## What you have to do
Select all lines holding the word "title" from the entries that follow.

## Data rows
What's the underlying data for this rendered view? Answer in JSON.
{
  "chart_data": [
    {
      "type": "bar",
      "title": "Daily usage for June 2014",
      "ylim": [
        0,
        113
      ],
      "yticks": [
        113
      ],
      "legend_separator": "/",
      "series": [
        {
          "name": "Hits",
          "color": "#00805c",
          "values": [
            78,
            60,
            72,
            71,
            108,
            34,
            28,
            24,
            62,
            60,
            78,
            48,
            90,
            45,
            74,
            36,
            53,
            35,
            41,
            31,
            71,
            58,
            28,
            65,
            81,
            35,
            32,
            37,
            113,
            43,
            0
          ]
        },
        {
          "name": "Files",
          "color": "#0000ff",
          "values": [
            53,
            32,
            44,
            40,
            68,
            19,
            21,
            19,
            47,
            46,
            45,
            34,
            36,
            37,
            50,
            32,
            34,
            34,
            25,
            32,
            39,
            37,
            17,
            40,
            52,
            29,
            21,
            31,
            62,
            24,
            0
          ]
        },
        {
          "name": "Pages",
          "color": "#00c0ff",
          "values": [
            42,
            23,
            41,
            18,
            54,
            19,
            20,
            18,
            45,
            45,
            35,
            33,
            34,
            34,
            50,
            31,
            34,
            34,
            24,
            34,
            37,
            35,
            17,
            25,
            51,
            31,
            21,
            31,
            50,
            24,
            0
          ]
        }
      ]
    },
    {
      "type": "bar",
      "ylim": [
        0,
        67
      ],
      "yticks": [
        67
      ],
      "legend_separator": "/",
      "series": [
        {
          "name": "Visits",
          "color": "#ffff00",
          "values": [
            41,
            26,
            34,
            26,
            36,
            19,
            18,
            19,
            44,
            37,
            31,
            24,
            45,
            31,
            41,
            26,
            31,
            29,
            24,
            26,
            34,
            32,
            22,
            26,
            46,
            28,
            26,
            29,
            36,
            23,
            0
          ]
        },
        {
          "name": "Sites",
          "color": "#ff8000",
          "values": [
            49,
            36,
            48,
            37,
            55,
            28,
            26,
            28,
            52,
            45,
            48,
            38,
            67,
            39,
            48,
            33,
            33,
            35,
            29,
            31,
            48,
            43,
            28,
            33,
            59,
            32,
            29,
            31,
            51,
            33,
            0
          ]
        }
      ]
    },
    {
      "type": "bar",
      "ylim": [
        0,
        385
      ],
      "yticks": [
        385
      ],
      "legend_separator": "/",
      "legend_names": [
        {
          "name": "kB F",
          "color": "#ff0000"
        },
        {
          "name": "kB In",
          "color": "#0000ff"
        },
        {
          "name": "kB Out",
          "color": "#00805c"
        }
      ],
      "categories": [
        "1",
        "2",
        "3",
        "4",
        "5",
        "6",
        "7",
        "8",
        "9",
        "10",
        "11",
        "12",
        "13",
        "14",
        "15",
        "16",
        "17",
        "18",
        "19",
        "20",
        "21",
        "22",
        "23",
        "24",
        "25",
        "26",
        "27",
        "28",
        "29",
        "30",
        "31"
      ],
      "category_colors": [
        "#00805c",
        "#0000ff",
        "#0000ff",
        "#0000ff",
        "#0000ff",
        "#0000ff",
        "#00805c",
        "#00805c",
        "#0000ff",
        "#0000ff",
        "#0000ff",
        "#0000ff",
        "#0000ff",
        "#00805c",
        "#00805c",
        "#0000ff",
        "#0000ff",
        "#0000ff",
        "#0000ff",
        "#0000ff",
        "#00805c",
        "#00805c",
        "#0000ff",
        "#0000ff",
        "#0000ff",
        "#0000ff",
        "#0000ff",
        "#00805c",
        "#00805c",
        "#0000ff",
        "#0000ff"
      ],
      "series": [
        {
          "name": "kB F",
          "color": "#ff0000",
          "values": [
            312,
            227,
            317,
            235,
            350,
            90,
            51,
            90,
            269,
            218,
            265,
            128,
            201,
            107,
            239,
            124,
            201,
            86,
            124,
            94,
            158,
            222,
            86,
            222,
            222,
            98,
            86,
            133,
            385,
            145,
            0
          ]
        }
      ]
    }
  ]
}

---

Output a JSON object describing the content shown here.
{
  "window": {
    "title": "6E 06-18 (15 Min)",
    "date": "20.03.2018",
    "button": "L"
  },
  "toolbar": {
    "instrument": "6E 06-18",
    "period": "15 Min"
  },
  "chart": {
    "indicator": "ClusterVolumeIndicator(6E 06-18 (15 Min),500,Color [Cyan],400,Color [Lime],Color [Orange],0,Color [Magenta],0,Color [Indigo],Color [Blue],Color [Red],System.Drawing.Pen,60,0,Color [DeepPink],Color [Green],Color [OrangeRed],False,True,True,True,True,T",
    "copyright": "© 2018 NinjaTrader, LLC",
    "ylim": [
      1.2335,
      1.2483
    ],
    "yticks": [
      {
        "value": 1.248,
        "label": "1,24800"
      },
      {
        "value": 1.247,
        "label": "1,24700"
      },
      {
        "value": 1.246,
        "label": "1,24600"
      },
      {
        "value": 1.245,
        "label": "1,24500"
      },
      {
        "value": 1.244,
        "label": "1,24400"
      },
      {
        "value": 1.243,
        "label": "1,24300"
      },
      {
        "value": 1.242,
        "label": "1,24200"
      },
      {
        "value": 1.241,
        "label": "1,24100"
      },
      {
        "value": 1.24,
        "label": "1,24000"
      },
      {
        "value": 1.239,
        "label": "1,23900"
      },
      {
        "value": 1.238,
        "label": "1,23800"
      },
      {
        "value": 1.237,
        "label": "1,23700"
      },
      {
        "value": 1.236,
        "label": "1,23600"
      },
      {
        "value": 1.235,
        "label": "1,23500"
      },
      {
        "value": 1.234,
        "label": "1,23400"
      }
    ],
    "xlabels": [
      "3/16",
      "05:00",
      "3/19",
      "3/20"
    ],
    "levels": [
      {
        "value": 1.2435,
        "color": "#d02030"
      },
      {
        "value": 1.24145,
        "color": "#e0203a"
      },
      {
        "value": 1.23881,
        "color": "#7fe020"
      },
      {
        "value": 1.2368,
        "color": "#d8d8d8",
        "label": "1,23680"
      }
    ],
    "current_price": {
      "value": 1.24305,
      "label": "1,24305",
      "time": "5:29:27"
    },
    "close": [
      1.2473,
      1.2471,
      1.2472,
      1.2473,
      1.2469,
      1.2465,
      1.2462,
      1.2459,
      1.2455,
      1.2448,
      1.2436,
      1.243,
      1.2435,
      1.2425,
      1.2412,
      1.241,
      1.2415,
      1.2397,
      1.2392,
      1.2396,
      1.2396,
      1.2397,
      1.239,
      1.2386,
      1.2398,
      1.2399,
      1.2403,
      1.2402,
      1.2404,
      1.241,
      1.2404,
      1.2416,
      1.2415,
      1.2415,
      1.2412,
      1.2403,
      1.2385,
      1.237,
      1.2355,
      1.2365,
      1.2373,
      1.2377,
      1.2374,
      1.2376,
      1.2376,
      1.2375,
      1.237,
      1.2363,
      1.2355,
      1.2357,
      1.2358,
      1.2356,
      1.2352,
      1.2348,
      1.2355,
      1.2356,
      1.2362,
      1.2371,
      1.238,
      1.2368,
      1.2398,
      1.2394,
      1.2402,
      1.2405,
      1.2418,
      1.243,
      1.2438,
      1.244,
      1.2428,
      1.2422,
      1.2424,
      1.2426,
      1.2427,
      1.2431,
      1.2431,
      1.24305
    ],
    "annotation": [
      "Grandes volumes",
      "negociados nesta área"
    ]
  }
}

## Response to the task
      "title": "Daily usage for June 2014",
    "title": "6E 06-18 (15 Min)",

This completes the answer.